— start of DATA LISTING —

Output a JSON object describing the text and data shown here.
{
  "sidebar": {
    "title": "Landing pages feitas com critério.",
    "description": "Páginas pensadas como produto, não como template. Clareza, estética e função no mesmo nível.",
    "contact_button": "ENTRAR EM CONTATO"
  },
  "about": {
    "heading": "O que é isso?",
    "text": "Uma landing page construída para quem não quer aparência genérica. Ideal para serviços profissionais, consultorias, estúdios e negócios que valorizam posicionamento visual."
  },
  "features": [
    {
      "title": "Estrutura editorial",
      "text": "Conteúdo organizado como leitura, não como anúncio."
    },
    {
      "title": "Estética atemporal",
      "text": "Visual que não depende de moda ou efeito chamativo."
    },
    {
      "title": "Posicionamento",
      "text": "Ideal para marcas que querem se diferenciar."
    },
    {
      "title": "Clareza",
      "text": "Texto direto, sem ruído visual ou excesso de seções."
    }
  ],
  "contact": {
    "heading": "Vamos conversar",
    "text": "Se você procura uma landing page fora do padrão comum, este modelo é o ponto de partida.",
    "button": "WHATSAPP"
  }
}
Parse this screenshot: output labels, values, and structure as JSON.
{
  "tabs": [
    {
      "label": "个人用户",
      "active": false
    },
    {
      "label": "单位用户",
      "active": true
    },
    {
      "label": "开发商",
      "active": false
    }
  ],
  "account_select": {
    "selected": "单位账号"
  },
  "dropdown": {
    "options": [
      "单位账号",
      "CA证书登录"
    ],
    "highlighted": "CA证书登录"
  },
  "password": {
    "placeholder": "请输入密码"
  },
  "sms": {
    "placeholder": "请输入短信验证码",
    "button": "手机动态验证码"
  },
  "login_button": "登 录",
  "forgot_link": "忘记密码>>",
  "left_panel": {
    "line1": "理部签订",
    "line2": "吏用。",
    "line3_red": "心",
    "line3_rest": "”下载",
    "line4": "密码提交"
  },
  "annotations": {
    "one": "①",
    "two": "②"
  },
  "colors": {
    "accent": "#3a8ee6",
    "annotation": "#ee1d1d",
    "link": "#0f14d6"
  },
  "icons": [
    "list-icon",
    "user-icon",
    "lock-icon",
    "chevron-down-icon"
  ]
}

— end of DATA LISTING —

Search the records for the string "Ideal" and return every line in which it occurs.

    "text": "Uma landing page construída para quem não quer aparência genérica. Ideal para serviços profissionais, consultorias, estúdios e negócios que valorizam posicionamento visual."
      "text": "Ideal para marcas que querem se diferenciar."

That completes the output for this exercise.